## EXERCISE AIM:
From the entries below, extract every line that includes the word "vatten".

## INPUT ROWS:

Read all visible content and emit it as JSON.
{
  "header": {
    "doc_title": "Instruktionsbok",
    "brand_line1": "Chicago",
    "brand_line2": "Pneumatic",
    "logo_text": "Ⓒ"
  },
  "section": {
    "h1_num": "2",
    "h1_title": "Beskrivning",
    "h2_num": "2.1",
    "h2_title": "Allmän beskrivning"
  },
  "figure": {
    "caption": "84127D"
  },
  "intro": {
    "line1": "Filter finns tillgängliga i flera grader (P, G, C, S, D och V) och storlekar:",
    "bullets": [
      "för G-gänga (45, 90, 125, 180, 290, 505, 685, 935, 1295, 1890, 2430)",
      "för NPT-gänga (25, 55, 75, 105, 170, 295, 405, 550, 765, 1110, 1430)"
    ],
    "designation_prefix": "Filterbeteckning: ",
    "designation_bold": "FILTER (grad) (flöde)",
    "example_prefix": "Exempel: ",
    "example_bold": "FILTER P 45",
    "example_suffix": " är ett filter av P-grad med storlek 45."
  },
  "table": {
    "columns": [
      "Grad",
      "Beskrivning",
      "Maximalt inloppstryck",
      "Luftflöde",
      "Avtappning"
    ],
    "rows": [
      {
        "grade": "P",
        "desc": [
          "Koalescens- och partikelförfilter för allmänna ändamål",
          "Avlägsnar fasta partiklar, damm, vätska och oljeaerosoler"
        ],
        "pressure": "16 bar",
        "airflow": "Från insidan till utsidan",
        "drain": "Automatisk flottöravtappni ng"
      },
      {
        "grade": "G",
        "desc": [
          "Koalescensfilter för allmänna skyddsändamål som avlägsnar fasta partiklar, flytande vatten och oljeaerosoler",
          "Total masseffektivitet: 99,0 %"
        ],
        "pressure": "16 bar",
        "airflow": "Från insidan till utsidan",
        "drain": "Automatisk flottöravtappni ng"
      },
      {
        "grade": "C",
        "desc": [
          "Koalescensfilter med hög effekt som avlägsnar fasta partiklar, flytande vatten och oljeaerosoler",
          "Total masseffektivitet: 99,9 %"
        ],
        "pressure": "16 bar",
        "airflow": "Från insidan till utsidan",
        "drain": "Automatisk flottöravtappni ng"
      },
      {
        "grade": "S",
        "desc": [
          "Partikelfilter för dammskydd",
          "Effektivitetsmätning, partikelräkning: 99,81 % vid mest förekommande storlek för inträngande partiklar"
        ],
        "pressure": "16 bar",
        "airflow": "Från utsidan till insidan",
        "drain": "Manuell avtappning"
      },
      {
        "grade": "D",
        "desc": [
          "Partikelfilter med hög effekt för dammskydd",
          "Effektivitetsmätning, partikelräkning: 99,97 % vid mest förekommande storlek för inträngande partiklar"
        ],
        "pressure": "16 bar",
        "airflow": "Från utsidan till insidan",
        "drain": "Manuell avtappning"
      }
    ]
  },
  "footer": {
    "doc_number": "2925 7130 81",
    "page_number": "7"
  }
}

## FULL RESPONSE:
          "Koalescensfilter för allmänna skyddsändamål som avlägsnar fasta partiklar, flytande vatten och oljeaerosoler",
          "Koalescensfilter med hög effekt som avlägsnar fasta partiklar, flytande vatten och oljeaerosoler",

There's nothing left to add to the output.